*WORK TO BE COMPLETED*. Copy out all the lines where "this" shows up.

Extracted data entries
______________________________

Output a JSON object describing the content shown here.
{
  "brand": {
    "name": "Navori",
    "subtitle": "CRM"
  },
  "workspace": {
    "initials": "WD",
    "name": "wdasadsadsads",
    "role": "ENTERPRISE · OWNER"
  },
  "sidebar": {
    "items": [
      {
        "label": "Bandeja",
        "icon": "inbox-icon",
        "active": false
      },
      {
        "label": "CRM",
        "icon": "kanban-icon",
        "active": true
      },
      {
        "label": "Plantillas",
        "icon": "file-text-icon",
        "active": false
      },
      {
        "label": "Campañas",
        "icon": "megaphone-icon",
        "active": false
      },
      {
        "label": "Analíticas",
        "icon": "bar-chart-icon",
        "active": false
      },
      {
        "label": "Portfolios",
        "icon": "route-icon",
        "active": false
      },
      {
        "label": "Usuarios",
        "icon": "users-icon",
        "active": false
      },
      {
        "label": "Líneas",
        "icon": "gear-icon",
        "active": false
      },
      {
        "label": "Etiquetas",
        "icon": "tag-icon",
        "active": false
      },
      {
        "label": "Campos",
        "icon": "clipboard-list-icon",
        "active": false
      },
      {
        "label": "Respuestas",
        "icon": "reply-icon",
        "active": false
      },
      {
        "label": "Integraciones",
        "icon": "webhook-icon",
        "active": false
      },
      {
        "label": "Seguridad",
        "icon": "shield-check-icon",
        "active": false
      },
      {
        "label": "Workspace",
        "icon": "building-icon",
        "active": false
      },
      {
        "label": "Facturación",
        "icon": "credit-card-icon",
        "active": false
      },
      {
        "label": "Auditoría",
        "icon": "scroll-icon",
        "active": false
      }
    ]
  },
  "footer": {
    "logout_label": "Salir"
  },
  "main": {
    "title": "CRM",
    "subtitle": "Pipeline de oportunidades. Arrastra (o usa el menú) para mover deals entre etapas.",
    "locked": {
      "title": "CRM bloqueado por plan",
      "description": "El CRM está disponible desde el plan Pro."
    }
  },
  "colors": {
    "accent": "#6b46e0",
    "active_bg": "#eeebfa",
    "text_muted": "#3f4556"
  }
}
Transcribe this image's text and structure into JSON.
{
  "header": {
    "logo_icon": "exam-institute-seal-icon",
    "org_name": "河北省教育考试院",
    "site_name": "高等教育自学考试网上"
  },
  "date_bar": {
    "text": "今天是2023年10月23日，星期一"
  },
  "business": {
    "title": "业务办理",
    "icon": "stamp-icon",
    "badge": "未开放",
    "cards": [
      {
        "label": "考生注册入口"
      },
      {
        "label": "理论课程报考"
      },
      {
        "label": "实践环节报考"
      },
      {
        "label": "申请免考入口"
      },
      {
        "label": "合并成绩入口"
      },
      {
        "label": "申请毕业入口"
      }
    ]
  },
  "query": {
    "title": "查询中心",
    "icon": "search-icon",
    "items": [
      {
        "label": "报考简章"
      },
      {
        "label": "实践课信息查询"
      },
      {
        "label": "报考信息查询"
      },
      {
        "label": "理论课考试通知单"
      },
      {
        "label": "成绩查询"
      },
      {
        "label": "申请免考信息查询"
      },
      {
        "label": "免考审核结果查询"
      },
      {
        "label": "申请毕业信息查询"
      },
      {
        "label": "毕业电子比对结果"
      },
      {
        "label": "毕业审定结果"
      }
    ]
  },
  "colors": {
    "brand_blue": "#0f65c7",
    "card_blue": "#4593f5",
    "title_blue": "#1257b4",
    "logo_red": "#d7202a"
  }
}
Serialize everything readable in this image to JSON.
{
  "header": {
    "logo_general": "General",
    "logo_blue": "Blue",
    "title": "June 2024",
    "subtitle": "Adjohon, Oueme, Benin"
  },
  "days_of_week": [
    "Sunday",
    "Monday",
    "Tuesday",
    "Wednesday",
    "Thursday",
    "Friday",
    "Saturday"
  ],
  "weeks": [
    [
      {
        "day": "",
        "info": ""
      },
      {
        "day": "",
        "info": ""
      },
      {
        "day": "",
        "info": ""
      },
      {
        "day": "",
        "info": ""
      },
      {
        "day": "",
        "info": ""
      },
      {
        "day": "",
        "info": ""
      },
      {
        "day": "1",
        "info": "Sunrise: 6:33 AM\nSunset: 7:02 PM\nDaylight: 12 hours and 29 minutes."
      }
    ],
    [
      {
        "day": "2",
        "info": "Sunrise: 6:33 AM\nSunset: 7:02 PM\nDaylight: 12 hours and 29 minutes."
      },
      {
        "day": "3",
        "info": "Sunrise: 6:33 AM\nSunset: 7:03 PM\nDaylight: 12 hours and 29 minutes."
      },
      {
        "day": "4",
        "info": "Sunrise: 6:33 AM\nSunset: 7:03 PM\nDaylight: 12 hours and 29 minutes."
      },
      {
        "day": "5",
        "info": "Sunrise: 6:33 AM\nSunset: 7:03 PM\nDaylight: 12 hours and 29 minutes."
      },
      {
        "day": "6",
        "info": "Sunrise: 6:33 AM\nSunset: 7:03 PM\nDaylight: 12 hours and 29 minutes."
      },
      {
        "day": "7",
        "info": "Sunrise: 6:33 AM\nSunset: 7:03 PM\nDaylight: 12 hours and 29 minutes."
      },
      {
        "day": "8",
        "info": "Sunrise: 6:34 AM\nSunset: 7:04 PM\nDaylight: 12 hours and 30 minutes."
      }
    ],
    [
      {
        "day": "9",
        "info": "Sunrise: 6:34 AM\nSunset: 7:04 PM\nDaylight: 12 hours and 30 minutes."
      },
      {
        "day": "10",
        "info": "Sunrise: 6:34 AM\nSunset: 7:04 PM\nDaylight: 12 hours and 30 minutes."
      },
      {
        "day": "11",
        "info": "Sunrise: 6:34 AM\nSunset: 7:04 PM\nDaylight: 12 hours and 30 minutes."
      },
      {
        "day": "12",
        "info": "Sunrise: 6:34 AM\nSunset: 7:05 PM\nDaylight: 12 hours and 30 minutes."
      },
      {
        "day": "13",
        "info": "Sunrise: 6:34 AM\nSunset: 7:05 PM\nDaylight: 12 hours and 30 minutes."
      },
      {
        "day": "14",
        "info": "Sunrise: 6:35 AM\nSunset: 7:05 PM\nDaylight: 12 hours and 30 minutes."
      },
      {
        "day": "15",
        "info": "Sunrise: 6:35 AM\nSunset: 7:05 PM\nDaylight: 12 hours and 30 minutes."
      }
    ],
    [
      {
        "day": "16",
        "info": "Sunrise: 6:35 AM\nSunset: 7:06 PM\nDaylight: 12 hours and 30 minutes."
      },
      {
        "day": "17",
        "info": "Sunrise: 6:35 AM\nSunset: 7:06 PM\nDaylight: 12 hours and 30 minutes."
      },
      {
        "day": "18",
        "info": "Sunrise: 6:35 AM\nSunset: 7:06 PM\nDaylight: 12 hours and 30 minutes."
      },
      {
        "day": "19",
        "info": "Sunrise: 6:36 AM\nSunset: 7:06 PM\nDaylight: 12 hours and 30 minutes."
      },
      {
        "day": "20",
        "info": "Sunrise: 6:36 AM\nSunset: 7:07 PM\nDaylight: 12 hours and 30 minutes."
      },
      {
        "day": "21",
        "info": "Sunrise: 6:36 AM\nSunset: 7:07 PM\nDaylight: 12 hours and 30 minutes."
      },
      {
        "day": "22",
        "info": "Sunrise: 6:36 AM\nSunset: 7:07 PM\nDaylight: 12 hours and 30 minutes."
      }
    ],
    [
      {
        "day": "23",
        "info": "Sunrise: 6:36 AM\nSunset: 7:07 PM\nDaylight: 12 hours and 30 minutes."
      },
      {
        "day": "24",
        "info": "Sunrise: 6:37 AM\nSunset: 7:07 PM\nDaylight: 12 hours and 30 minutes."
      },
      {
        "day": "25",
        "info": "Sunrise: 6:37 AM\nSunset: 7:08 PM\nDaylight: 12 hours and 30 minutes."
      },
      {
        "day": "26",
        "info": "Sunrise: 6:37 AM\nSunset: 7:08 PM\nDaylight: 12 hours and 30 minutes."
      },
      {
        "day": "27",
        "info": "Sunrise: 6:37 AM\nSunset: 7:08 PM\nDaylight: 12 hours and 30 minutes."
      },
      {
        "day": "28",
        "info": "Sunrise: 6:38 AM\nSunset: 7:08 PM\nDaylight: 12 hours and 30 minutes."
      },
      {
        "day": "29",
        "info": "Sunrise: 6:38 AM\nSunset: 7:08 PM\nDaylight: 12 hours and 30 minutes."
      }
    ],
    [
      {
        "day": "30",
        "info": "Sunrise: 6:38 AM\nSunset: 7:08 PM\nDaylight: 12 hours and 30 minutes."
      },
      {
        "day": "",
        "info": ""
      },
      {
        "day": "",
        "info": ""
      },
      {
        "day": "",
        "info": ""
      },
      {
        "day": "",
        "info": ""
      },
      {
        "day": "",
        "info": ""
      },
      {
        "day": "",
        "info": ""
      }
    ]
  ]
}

______________________________

*ANSWER FOR THE TASK*.
Transcribe this image's text and structure into JSON.
Serialize everything readable in this image to JSON.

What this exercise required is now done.